Am Dienstag, 24.02.2026, war bei uns die Bewertungskommission des Thüringer Ministeriums für Wirtschaft, Landwirtschaft und ländlichen Raum, Referat Tourismus und Gastronomie (TMWLLR), zur Vorstellung der Neubewertung unserer bisherigen Erholungsorte zu Gast. Alle zehn Jahre muss diese Auszeichnung/dieser Titel neu verteidigt werden.
Der Kommission, die als Fachgremium zusammengesetzt aus den verschiedensten Mitarbeitern der Behörden (Ministerium, Ärztekammer, IHK, DEHOGA, Regionalverbund Thüringer Wald, Thüringer Heilbäderverband, verschiedener Tourismusverbände etc. - insgesamt 14 Abgesandte) besteht, wurden die Besonderheiten und das Leben in den beiden Orten nahegebracht. Wir, voran unser Bürgermeister Peter Grimm, stellten unsere Orte der Landgemeinde und die Region vor.

• **AUFGABEN**:
a – Wie oft muss die Auszeichnung als Erholungsort laut dem Text über die Bewertungskommission neu verteidigt werden?
b – Gib aus dem Text über die Bewertungskommission den Abschnitt zwischen „Der Kommission, die“ und „die Region vor.“ einschließlich wortgetreu wieder.

• **VORLIEGENDE EINTRÄGE**:
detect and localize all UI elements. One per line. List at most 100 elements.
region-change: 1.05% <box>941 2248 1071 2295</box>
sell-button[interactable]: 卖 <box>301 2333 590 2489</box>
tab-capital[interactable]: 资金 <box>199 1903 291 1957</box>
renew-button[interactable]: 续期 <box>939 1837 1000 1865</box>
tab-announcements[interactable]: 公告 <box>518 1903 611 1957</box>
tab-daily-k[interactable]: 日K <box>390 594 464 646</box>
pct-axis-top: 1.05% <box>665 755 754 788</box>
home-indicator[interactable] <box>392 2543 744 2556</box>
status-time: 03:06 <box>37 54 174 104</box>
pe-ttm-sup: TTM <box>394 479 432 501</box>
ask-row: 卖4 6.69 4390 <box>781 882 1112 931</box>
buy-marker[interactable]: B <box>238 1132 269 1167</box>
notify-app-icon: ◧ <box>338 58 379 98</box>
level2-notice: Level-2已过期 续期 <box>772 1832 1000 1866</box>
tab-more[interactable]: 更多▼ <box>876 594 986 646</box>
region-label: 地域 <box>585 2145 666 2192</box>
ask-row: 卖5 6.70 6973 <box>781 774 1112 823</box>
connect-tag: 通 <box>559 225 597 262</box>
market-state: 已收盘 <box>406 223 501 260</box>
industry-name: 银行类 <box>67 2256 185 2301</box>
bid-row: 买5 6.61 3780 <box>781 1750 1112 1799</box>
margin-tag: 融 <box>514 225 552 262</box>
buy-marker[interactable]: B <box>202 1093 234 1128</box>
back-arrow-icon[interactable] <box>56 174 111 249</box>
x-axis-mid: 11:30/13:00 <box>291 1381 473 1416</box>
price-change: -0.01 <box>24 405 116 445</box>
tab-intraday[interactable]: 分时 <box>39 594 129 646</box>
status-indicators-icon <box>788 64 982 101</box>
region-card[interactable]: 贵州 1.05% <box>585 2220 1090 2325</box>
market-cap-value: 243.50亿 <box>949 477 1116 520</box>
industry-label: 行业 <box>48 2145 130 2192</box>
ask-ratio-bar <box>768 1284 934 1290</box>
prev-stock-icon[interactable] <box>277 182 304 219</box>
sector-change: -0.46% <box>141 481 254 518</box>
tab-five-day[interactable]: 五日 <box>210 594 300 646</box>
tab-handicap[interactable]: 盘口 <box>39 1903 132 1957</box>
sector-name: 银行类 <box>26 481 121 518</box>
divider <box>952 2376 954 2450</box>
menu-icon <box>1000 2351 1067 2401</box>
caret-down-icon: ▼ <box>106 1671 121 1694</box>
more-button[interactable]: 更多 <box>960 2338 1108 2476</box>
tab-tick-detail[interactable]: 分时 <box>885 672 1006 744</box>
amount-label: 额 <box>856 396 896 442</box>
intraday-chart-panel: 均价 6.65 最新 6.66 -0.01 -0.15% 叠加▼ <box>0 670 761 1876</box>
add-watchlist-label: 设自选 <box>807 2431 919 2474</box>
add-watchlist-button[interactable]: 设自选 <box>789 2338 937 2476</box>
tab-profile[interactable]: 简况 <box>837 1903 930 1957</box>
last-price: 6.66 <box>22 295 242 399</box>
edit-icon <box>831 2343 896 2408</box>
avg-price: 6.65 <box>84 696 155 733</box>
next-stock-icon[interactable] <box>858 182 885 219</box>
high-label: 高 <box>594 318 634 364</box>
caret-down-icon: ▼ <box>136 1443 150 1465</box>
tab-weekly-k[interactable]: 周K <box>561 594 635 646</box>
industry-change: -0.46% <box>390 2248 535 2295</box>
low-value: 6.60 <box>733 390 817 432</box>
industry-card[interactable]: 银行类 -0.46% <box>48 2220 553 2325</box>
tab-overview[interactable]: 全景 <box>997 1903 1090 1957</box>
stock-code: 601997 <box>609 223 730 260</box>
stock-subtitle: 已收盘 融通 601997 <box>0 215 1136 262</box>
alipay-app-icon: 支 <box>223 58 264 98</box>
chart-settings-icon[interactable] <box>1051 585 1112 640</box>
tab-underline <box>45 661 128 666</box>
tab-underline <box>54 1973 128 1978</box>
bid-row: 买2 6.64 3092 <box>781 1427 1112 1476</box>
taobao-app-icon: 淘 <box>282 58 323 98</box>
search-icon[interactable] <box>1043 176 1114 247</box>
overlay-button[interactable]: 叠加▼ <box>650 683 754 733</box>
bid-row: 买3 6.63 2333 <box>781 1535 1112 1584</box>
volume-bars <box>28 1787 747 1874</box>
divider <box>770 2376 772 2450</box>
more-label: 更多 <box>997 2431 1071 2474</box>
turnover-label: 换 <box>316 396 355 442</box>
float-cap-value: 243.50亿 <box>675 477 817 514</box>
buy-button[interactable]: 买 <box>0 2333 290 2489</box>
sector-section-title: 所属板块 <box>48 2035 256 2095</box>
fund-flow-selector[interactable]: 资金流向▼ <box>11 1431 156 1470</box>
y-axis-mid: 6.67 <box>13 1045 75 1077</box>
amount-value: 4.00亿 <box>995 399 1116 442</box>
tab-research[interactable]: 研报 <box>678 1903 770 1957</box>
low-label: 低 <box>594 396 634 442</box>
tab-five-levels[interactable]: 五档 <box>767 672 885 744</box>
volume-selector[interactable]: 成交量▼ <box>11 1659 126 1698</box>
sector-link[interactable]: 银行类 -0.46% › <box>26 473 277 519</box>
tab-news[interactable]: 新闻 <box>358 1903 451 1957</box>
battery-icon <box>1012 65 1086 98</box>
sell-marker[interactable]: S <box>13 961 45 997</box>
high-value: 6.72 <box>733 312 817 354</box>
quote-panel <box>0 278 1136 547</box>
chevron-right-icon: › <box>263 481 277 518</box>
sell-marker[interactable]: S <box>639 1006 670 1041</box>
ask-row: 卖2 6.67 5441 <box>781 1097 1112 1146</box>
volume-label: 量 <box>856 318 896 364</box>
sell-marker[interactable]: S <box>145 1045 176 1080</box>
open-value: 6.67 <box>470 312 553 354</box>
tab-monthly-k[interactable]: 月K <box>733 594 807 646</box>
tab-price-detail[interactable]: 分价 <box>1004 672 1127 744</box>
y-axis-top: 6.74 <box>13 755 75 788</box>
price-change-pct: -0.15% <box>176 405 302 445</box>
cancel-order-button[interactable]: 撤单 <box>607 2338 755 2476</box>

• **ANTWORTEN**:
a – Alle zehn Jahre.

b –
Der Kommission, die als Fachgremium zusammengesetzt aus den verschiedensten Mitarbeitern der Behörden (Ministerium, Ärztekammer, IHK, DEHOGA, Regionalverbund Thüringer Wald, Thüringer Heilbäderverband, verschiedener Tourismusverbände etc. - insgesamt 14 Abgesandte) besteht, wurden die Besonderheiten und das Leben in den beiden Orten nahegebracht. Wir, voran unser Bürgermeister Peter Grimm, stellten unsere Orte der Landgemeinde und die Region vor.